◆ Stated exercise
Each entry here needs to be set down again exactly, please; pictures are left out.

### Records to use

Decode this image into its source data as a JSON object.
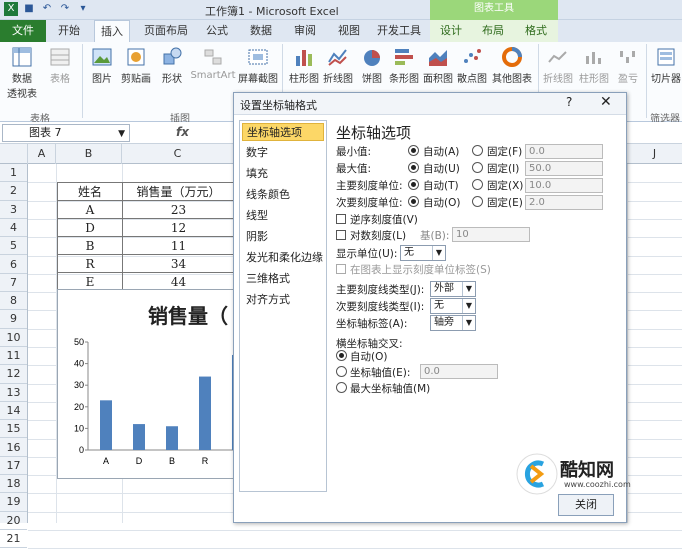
{
  "window": {
    "title": "工作簿1 - Microsoft Excel",
    "context_group": "图表工具"
  },
  "tabs": [
    "文件",
    "开始",
    "插入",
    "页面布局",
    "公式",
    "数据",
    "审阅",
    "视图",
    "开发工具",
    "设计",
    "布局",
    "格式"
  ],
  "ribbon": {
    "buttons": [
      "数据\n透视表",
      "表格",
      "图片",
      "剪贴画",
      "形状",
      "SmartArt",
      "屏幕截图",
      "柱形图",
      "折线图",
      "饼图",
      "条形图",
      "面积图",
      "散点图",
      "其他图表",
      "折线图",
      "柱形图",
      "盈亏",
      "切片器"
    ],
    "groups": [
      "表格",
      "插图",
      "筛选器"
    ]
  },
  "formula_bar": {
    "name_box": "图表 7",
    "fx": "fx"
  },
  "columns": [
    "A",
    "B",
    "C",
    "J"
  ],
  "rows": [
    "1",
    "2",
    "3",
    "4",
    "5",
    "6",
    "7",
    "8",
    "9",
    "10",
    "11",
    "12",
    "13",
    "14",
    "15",
    "16",
    "17",
    "18",
    "19",
    "20",
    "21"
  ],
  "table": {
    "headers": [
      "姓名",
      "销售量（万元）"
    ],
    "rows": [
      [
        "A",
        "23"
      ],
      [
        "D",
        "12"
      ],
      [
        "B",
        "11"
      ],
      [
        "R",
        "34"
      ],
      [
        "E",
        "44"
      ]
    ]
  },
  "chart_data": {
    "type": "bar",
    "title": "销售量（",
    "categories": [
      "A",
      "D",
      "B",
      "R",
      "E"
    ],
    "values": [
      23,
      12,
      11,
      34,
      44
    ],
    "yticks": [
      "0",
      "10",
      "20",
      "30",
      "40",
      "50"
    ],
    "ylim": [
      0,
      50
    ],
    "bar_color": "#4f81bd"
  },
  "dialog": {
    "title": "设置坐标轴格式",
    "help": "?",
    "close": "✕",
    "categories": [
      "坐标轴选项",
      "数字",
      "填充",
      "线条颜色",
      "线型",
      "阴影",
      "发光和柔化边缘",
      "三维格式",
      "对齐方式"
    ],
    "section_title": "坐标轴选项",
    "axis_rows": [
      {
        "label": "最小值:",
        "auto": "自动(A)",
        "fixed": "固定(F)",
        "value": "0.0",
        "auto_on": true
      },
      {
        "label": "最大值:",
        "auto": "自动(U)",
        "fixed": "固定(I)",
        "value": "50.0",
        "auto_on": true
      },
      {
        "label": "主要刻度单位:",
        "auto": "自动(T)",
        "fixed": "固定(X)",
        "value": "10.0",
        "auto_on": true
      },
      {
        "label": "次要刻度单位:",
        "auto": "自动(O)",
        "fixed": "固定(E)",
        "value": "2.0",
        "auto_on": true
      }
    ],
    "reverse_order": "逆序刻度值(V)",
    "log_scale": "对数刻度(L)",
    "log_base_label": "基(B):",
    "log_base_value": "10",
    "display_units_label": "显示单位(U):",
    "display_units_value": "无",
    "show_units_label": "在图表上显示刻度单位标签(S)",
    "major_tick_label": "主要刻度线类型(J):",
    "major_tick_value": "外部",
    "minor_tick_label": "次要刻度线类型(I):",
    "minor_tick_value": "无",
    "axis_labels_label": "坐标轴标签(A):",
    "axis_labels_value": "轴旁",
    "cross_title": "横坐标轴交叉:",
    "cross_options": [
      "自动(O)",
      "坐标轴值(E):",
      "最大坐标轴值(M)"
    ],
    "cross_value": "0.0",
    "close_button": "关闭"
  },
  "watermark": {
    "text": "酷知网",
    "url": "www.coozhi.com"
  }
}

######

◆ Response to this exercise
Decode this image into its source data as a JSON object.
{
  "window": {
    "title": "工作簿1 - Microsoft Excel",
    "context_group": "图表工具"
  },
  "tabs": [
    "文件",
    "开始",
    "插入",
    "页面布局",
    "公式",
    "数据",
    "审阅",
    "视图",
    "开发工具",
    "设计",
    "布局",
    "格式"
  ],
  "ribbon": {
    "buttons": [
      "数据\n透视表",
      "表格",
      "图片",
      "剪贴画",
      "形状",
      "SmartArt",
      "屏幕截图",
      "柱形图",
      "折线图",
      "饼图",
      "条形图",
      "面积图",
      "散点图",
      "其他图表",
      "折线图",
      "柱形图",
      "盈亏",
      "切片器"
    ],
    "groups": [
      "表格",
      "插图",
      "筛选器"
    ]
  },
  "formula_bar": {
    "name_box": "图表 7",
    "fx": "fx"
  },
  "columns": [
    "A",
    "B",
    "C",
    "J"
  ],
  "rows": [
    "1",
    "2",
    "3",
    "4",
    "5",
    "6",
    "7",
    "8",
    "9",
    "10",
    "11",
    "12",
    "13",
    "14",
    "15",
    "16",
    "17",
    "18",
    "19",
    "20",
    "21"
  ],
  "table": {
    "headers": [
      "姓名",
      "销售量（万元）"
    ],
    "rows": [
      [
        "A",
        "23"
      ],
      [
        "D",
        "12"
      ],
      [
        "B",
        "11"
      ],
      [
        "R",
        "34"
      ],
      [
        "E",
        "44"
      ]
    ]
  },
  "chart_data": {
    "type": "bar",
    "title": "销售量（",
    "categories": [
      "A",
      "D",
      "B",
      "R",
      "E"
    ],
    "values": [
      23,
      12,
      11,
      34,
      44
    ],
    "yticks": [
      "0",
      "10",
      "20",
      "30",
      "40",
      "50"
    ],
    "ylim": [
      0,
      50
    ],
    "bar_color": "#4f81bd"
  },
  "dialog": {
    "title": "设置坐标轴格式",
    "help": "?",
    "close": "✕",
    "categories": [
      "坐标轴选项",
      "数字",
      "填充",
      "线条颜色",
      "线型",
      "阴影",
      "发光和柔化边缘",
      "三维格式",
      "对齐方式"
    ],
    "section_title": "坐标轴选项",
    "axis_rows": [
      {
        "label": "最小值:",
        "auto": "自动(A)",
        "fixed": "固定(F)",
        "value": "0.0",
        "auto_on": true
      },
      {
        "label": "最大值:",
        "auto": "自动(U)",
        "fixed": "固定(I)",
        "value": "50.0",
        "auto_on": true
      },
      {
        "label": "主要刻度单位:",
        "auto": "自动(T)",
        "fixed": "固定(X)",
        "value": "10.0",
        "auto_on": true
      },
      {
        "label": "次要刻度单位:",
        "auto": "自动(O)",
        "fixed": "固定(E)",
        "value": "2.0",
        "auto_on": true
      }
    ],
    "reverse_order": "逆序刻度值(V)",
    "log_scale": "对数刻度(L)",
    "log_base_label": "基(B):",
    "log_base_value": "10",
    "display_units_label": "显示单位(U):",
    "display_units_value": "无",
    "show_units_label": "在图表上显示刻度单位标签(S)",
    "major_tick_label": "主要刻度线类型(J):",
    "major_tick_value": "外部",
    "minor_tick_label": "次要刻度线类型(I):",
    "minor_tick_value": "无",
    "axis_labels_label": "坐标轴标签(A):",
    "axis_labels_value": "轴旁",
    "cross_title": "横坐标轴交叉:",
    "cross_options": [
      "自动(O)",
      "坐标轴值(E):",
      "最大坐标轴值(M)"
    ],
    "cross_value": "0.0",
    "close_button": "关闭"
  },
  "watermark": {
    "text": "酷知网",
    "url": "www.coozhi.com"
  }
}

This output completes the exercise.